** Start of Material to process **

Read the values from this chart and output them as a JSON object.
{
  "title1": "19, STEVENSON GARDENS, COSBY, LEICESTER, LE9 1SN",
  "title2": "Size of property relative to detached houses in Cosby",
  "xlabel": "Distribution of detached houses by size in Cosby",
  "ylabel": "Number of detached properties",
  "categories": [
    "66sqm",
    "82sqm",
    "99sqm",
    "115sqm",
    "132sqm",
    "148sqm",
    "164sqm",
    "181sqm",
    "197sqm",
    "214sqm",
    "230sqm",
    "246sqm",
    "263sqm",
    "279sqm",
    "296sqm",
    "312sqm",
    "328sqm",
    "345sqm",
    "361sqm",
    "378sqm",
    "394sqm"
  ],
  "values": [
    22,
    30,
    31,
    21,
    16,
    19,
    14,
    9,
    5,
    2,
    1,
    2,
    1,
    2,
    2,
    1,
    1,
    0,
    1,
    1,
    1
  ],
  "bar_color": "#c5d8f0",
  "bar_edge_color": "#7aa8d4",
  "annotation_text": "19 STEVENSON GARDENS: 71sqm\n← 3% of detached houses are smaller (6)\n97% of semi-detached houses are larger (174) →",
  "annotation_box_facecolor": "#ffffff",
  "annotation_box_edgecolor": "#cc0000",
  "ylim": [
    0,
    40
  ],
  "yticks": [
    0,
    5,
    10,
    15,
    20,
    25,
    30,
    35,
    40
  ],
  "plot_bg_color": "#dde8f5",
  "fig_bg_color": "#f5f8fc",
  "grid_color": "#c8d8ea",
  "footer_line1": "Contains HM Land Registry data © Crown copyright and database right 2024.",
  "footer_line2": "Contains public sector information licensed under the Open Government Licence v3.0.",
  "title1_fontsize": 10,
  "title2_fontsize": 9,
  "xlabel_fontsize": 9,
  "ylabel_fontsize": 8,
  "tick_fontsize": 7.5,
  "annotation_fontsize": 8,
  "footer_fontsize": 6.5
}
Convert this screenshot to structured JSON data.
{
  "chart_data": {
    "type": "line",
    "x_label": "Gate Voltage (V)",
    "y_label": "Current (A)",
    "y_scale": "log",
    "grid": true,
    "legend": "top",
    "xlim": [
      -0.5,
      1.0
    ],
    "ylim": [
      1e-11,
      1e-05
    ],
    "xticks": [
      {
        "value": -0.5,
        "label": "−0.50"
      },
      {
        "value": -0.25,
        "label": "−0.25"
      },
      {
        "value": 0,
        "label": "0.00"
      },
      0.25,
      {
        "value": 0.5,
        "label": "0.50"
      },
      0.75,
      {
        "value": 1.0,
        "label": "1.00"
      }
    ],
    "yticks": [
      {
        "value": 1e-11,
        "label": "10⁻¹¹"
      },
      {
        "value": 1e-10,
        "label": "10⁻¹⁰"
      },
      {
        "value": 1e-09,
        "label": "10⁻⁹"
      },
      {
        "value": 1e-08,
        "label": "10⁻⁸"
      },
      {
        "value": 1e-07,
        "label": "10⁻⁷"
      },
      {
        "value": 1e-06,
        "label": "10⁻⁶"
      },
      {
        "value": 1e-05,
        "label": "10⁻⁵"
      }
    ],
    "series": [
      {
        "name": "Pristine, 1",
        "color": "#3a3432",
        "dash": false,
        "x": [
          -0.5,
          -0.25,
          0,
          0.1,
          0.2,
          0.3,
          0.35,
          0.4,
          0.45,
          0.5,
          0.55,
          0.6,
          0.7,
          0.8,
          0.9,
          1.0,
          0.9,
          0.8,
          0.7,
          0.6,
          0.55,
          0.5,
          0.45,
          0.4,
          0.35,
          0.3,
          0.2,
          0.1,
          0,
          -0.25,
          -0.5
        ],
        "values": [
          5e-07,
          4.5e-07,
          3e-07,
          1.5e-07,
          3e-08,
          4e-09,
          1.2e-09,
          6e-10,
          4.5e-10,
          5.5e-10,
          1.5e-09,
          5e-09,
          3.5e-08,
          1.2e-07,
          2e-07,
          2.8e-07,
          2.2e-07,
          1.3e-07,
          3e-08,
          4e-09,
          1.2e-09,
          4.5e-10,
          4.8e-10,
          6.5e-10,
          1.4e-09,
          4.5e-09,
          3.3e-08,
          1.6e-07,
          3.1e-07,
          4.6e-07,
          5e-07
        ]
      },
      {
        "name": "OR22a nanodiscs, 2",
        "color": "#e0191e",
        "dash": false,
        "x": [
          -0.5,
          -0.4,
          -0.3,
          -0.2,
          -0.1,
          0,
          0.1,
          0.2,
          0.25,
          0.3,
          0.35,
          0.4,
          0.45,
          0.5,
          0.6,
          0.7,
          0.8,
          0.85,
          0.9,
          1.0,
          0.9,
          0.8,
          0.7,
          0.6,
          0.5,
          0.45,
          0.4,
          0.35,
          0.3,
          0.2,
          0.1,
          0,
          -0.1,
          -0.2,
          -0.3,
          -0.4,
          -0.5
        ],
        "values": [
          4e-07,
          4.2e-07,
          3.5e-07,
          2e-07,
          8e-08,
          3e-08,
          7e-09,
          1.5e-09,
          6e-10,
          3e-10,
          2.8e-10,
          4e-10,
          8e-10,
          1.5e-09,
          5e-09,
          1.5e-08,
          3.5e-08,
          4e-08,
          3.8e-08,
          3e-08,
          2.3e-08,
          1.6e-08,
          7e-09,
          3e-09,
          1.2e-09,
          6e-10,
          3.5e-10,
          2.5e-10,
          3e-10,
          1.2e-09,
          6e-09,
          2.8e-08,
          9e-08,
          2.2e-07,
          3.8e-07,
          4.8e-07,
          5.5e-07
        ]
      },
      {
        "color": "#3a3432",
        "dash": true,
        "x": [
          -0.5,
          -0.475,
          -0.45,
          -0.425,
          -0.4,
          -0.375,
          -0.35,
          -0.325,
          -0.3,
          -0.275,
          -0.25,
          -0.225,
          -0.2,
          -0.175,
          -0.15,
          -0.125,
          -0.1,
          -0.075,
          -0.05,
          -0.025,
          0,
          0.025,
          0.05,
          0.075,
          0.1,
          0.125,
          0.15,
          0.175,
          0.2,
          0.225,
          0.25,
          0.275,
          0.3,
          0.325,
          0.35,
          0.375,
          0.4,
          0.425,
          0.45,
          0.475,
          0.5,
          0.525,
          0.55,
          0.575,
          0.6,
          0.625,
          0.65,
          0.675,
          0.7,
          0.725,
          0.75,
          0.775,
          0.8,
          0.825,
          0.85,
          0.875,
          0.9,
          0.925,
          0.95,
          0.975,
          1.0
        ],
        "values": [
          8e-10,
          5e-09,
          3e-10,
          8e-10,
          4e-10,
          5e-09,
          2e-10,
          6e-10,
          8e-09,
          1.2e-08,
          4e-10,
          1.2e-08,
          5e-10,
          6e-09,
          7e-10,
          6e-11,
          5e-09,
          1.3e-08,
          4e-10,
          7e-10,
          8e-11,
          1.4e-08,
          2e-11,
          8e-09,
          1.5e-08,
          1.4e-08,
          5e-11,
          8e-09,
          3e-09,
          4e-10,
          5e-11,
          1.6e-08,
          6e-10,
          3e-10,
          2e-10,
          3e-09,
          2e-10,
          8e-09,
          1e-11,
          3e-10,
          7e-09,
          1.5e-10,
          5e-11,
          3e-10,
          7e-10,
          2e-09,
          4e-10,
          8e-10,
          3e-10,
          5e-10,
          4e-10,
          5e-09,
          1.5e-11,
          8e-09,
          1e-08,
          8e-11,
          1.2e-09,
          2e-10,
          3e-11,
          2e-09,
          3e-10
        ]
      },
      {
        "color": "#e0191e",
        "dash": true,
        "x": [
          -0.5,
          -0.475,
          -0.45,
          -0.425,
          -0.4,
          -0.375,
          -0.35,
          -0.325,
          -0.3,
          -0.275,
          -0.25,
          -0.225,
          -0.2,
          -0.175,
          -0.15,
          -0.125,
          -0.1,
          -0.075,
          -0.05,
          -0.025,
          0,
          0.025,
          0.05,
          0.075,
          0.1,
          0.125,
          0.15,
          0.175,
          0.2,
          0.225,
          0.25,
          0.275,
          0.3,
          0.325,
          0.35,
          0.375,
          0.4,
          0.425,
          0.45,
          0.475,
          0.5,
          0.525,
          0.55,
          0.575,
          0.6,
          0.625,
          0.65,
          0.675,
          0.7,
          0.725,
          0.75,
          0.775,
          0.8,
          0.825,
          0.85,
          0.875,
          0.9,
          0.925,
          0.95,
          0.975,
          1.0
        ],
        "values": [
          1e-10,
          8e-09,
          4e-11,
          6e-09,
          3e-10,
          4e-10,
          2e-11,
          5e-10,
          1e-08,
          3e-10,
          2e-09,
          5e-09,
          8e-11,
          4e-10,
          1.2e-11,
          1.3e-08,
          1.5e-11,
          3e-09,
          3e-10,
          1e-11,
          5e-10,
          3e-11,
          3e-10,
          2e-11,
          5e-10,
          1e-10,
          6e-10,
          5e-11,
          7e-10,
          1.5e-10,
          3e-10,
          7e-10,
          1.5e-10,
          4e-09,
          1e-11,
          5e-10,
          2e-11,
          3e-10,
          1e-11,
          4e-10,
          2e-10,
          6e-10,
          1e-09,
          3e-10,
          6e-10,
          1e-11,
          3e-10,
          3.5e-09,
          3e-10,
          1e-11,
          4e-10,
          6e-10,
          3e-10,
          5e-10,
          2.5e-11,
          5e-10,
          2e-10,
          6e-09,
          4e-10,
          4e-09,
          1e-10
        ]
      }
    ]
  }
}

** End of Material to process **

[Task details] Using the listing above, show every line that includes the string "GARDENS".

[Answer to the exercise]
  "title1": "19, STEVENSON GARDENS, COSBY, LEICESTER, LE9 1SN",
  "annotation_text": "19 STEVENSON GARDENS: 71sqm\n← 3% of detached houses are smaller (6)\n97% of semi-detached houses are larger (174) →",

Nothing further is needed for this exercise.